■ Instructions to follow ■
Search the data below for the word "TradingView" and copy each line that holds it.

Dataset excerpt:
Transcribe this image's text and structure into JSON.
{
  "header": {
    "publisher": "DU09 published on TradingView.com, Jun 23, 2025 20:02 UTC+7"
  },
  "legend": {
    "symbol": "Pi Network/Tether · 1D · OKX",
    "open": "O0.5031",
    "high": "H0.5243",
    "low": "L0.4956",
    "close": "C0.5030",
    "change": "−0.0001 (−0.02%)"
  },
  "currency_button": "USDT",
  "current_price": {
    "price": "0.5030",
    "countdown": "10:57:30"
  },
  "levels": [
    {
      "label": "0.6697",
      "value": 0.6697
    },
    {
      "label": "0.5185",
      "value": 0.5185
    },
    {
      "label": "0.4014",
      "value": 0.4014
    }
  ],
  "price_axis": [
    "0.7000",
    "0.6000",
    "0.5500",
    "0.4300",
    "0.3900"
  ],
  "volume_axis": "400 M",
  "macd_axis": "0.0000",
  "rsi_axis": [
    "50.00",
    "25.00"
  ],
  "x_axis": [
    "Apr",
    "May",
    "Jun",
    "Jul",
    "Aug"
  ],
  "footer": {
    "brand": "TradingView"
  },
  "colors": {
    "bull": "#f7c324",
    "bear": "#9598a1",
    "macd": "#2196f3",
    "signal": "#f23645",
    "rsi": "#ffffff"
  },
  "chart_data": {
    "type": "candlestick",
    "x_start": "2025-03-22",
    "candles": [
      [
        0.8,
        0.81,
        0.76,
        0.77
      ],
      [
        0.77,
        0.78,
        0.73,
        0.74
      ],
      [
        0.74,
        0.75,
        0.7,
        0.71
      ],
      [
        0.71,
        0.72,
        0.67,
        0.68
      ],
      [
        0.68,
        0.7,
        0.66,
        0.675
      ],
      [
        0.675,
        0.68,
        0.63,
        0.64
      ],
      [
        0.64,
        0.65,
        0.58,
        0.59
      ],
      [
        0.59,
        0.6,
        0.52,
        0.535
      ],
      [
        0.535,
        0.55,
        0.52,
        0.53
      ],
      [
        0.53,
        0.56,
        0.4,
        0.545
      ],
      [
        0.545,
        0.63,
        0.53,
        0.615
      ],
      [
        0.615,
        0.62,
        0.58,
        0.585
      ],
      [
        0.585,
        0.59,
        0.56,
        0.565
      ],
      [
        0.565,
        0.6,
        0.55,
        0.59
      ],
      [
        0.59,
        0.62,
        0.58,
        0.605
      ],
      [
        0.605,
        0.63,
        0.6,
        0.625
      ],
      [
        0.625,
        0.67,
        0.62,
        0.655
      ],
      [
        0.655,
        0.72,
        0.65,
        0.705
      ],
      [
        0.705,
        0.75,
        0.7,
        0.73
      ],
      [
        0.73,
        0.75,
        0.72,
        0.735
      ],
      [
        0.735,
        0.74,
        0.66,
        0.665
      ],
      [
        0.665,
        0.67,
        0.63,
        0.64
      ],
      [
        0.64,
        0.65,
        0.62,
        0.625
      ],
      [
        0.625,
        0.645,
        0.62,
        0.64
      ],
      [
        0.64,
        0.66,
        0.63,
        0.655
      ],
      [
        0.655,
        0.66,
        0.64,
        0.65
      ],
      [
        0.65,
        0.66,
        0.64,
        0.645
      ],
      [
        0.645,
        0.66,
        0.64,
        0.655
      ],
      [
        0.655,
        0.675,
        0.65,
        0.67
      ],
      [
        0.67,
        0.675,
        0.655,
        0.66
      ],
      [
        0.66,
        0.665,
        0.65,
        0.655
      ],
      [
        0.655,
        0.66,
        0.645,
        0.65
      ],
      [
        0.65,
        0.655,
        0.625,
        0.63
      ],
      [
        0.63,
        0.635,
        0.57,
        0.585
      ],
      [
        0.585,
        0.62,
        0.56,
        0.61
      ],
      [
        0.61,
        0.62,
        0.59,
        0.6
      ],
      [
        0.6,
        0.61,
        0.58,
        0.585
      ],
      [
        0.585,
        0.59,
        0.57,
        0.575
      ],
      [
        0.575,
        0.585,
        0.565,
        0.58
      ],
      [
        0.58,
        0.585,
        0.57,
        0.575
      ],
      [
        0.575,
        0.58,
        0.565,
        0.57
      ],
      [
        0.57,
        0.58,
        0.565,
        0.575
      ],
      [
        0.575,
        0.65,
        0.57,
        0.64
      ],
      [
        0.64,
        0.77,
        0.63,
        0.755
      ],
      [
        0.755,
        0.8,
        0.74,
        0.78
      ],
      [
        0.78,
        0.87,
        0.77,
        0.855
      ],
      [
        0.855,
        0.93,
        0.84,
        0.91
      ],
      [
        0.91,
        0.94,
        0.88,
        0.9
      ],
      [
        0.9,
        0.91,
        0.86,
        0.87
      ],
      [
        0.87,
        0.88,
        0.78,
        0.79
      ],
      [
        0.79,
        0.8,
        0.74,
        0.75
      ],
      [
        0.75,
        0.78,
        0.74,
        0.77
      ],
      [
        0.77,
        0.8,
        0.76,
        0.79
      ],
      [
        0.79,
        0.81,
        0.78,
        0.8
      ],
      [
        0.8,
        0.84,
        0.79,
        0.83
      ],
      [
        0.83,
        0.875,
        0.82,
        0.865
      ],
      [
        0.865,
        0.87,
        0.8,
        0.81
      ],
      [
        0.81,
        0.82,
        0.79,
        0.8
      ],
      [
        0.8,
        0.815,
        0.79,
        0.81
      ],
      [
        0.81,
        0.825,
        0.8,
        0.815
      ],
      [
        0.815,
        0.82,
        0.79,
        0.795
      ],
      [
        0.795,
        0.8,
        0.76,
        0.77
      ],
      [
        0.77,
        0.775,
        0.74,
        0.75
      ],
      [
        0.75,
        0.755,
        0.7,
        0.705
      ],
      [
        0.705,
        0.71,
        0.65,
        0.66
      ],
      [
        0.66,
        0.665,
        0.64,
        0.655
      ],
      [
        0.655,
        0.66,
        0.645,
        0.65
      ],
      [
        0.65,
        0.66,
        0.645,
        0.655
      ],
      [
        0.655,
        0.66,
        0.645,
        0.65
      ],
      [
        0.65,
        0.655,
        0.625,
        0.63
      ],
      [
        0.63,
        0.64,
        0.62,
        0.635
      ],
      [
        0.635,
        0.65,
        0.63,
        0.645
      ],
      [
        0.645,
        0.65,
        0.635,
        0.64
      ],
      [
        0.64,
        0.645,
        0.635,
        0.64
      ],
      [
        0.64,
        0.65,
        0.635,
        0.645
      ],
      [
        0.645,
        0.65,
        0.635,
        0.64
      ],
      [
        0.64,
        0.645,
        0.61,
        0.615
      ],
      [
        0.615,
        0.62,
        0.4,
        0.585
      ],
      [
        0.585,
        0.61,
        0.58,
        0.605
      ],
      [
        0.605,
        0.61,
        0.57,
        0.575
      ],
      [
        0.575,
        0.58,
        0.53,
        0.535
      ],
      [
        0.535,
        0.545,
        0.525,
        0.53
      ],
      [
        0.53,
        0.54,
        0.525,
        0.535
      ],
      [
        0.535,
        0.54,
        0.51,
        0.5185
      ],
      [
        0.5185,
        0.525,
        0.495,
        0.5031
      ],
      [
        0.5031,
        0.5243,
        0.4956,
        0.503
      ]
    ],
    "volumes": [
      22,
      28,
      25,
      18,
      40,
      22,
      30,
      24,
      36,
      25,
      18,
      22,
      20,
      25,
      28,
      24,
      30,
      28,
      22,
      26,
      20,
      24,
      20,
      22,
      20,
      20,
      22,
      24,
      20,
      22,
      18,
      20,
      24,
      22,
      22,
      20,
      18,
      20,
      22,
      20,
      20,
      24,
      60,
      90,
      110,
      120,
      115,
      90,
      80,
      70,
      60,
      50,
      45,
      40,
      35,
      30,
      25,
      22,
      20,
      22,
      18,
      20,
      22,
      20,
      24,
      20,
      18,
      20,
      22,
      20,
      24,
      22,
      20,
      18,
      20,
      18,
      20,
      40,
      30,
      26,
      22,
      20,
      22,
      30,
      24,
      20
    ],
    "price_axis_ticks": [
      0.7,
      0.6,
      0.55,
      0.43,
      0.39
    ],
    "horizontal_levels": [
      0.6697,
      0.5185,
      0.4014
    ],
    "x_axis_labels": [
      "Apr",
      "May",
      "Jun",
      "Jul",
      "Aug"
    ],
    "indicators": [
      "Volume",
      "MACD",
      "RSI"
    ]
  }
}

■ Finished answer ■
    "publisher": "DU09 published on TradingView.com, Jun 23, 2025 20:02 UTC+7"
    "brand": "TradingView"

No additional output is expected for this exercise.